Leaving out the pictures, please retype each record exactly.
______________________________
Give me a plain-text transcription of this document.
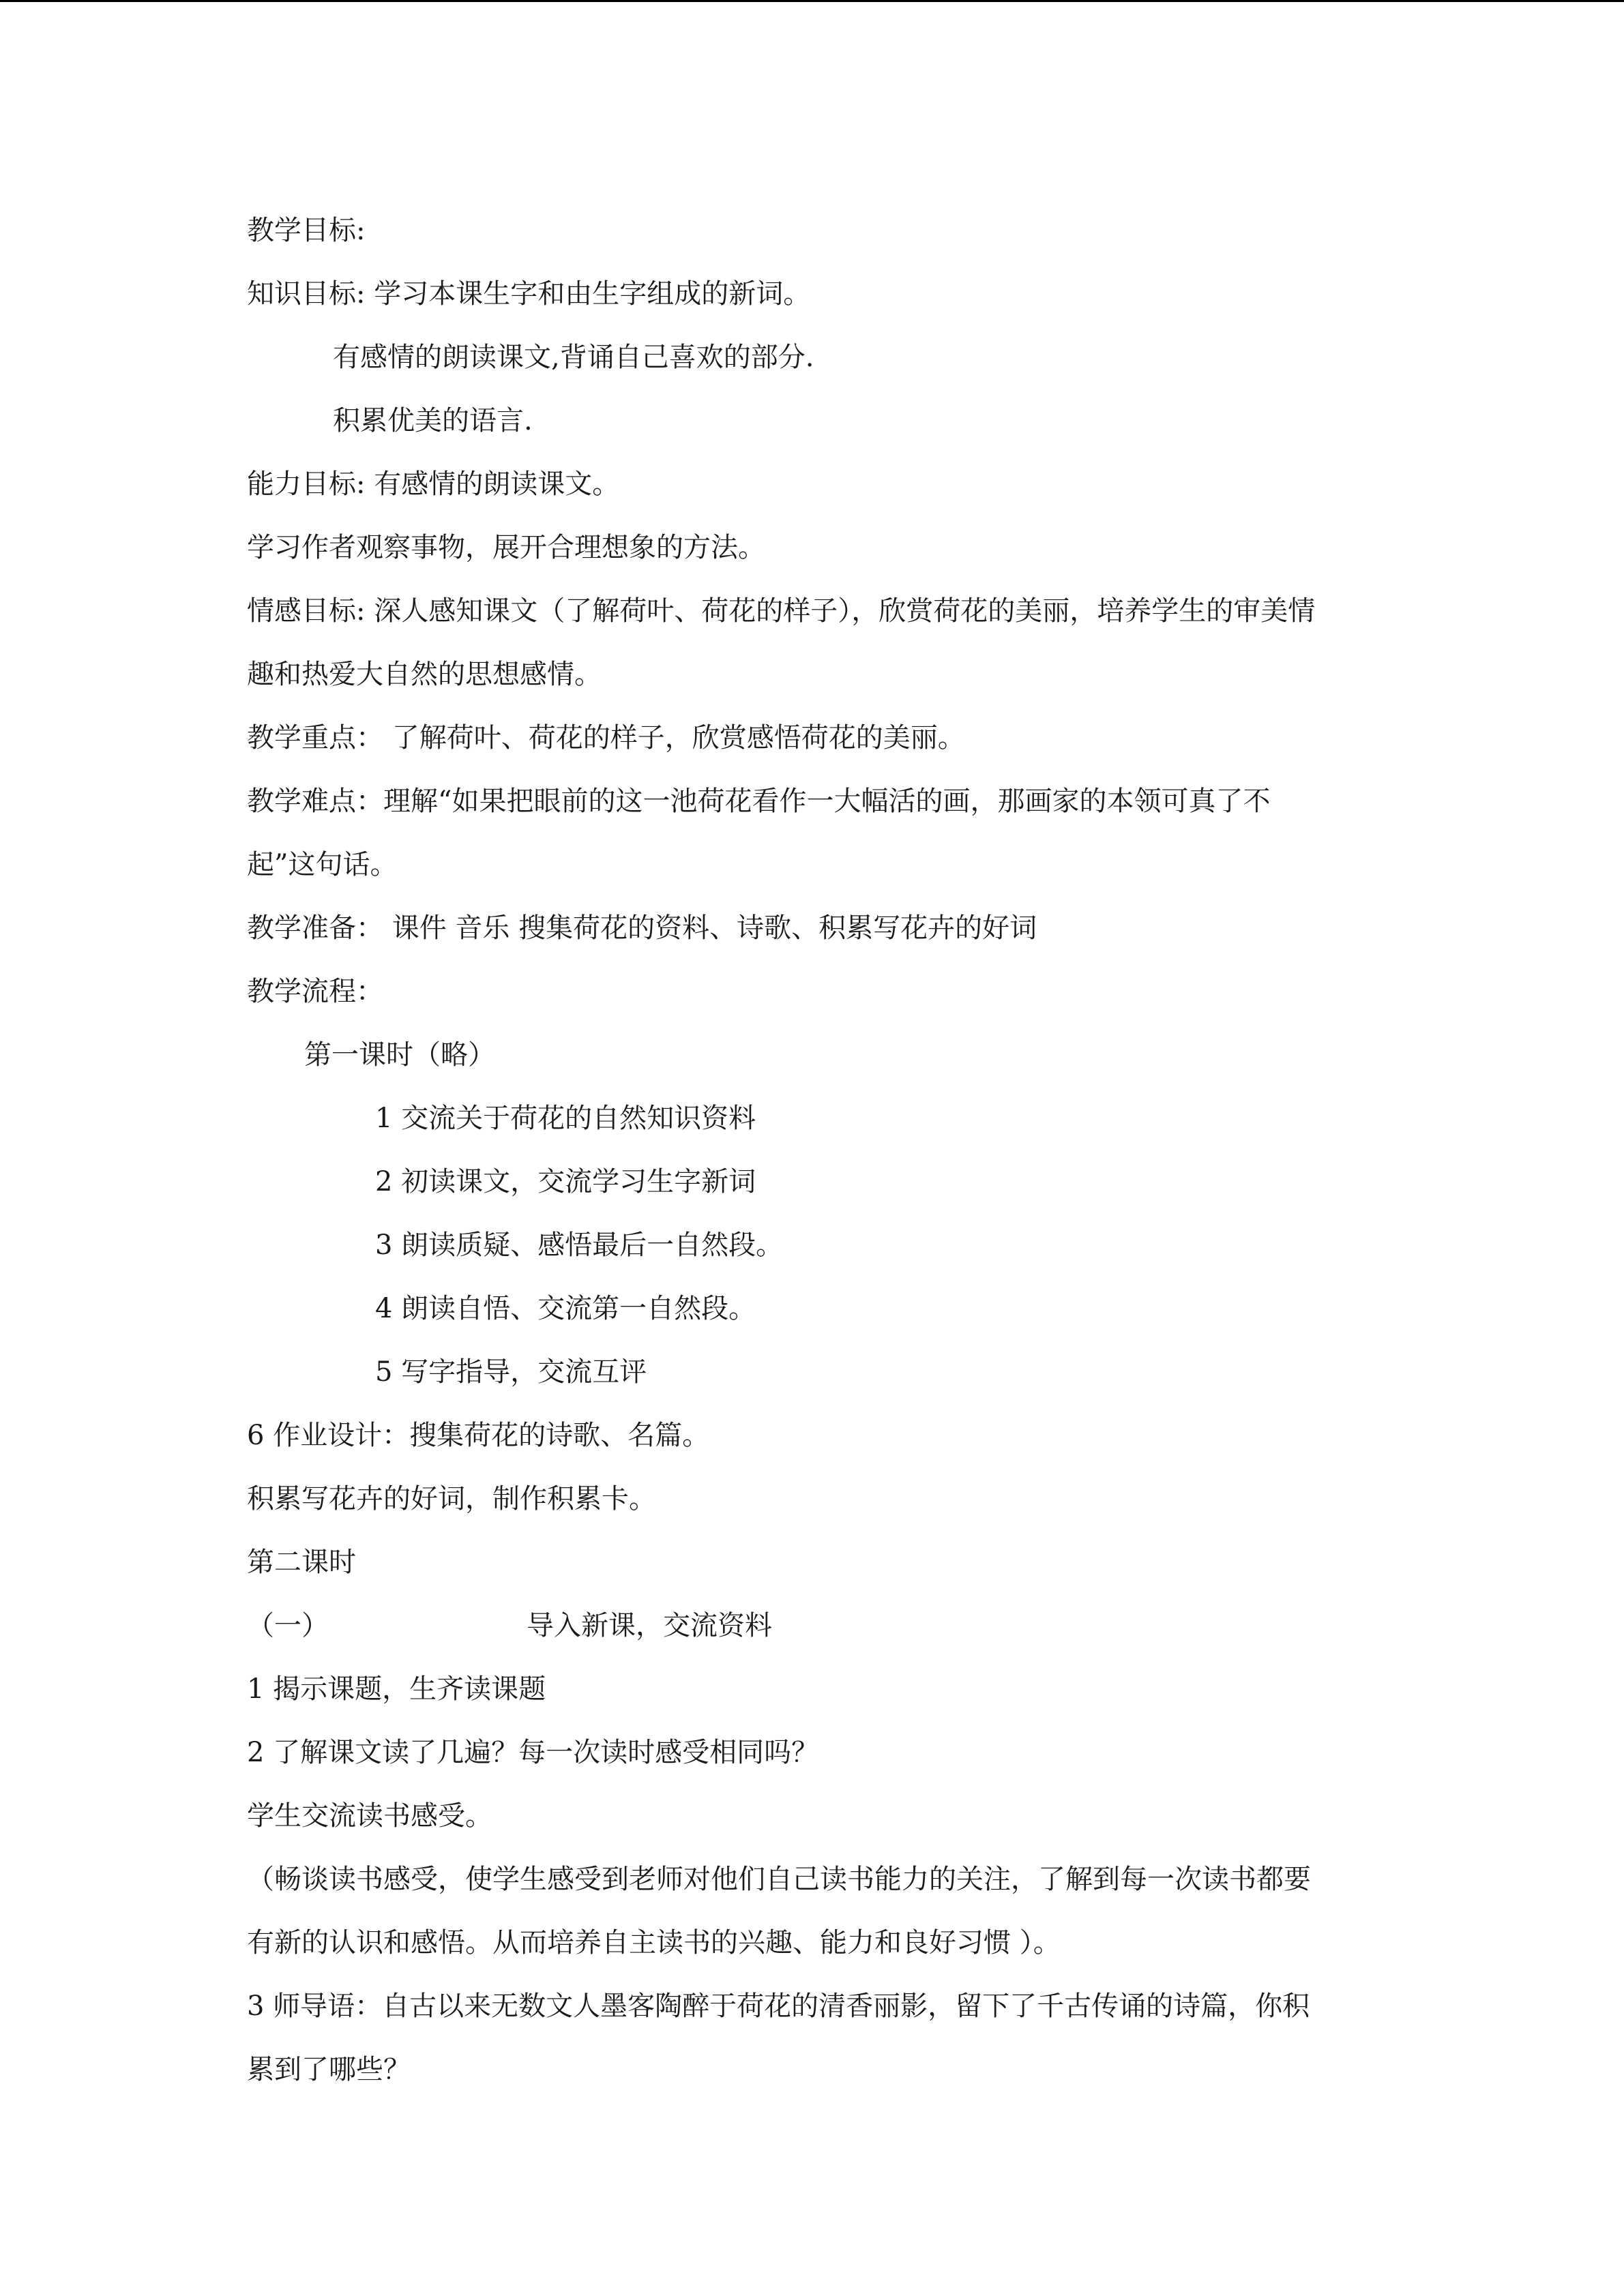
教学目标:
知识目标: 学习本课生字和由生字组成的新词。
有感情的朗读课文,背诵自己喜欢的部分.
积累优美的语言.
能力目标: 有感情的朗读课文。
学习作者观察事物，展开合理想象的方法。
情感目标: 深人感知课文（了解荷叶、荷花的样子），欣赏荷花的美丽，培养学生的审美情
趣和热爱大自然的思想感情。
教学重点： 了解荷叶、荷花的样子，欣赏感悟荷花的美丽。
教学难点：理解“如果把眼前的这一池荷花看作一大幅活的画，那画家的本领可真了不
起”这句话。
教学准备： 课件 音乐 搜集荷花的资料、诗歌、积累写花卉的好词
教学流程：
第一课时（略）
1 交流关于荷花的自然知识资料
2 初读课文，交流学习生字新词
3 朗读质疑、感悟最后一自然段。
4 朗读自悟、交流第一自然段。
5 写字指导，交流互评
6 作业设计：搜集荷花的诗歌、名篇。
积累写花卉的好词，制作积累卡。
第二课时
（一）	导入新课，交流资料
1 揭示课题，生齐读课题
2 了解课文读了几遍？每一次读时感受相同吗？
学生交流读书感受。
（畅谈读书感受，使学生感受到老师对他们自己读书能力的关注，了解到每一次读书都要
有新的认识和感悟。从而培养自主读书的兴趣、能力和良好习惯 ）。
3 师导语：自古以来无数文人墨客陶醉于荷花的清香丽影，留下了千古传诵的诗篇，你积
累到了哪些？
______________________________
The result:
Give me a plain-text transcription of this document.
教学目标:
知识目标: 学习本课生字和由生字组成的新词。
有感情的朗读课文,背诵自己喜欢的部分.
积累优美的语言.
能力目标: 有感情的朗读课文。
学习作者观察事物，展开合理想象的方法。
情感目标: 深人感知课文（了解荷叶、荷花的样子），欣赏荷花的美丽，培养学生的审美情
趣和热爱大自然的思想感情。
教学重点： 了解荷叶、荷花的样子，欣赏感悟荷花的美丽。
教学难点：理解“如果把眼前的这一池荷花看作一大幅活的画，那画家的本领可真了不
起”这句话。
教学准备： 课件 音乐 搜集荷花的资料、诗歌、积累写花卉的好词
教学流程：
第一课时（略）
1 交流关于荷花的自然知识资料
2 初读课文，交流学习生字新词
3 朗读质疑、感悟最后一自然段。
4 朗读自悟、交流第一自然段。
5 写字指导，交流互评
6 作业设计：搜集荷花的诗歌、名篇。
积累写花卉的好词，制作积累卡。
第二课时
（一）	导入新课，交流资料
1 揭示课题，生齐读课题
2 了解课文读了几遍？每一次读时感受相同吗？
学生交流读书感受。
（畅谈读书感受，使学生感受到老师对他们自己读书能力的关注，了解到每一次读书都要
有新的认识和感悟。从而培养自主读书的兴趣、能力和良好习惯 ）。
3 师导语：自古以来无数文人墨客陶醉于荷花的清香丽影，留下了千古传诵的诗篇，你积
累到了哪些？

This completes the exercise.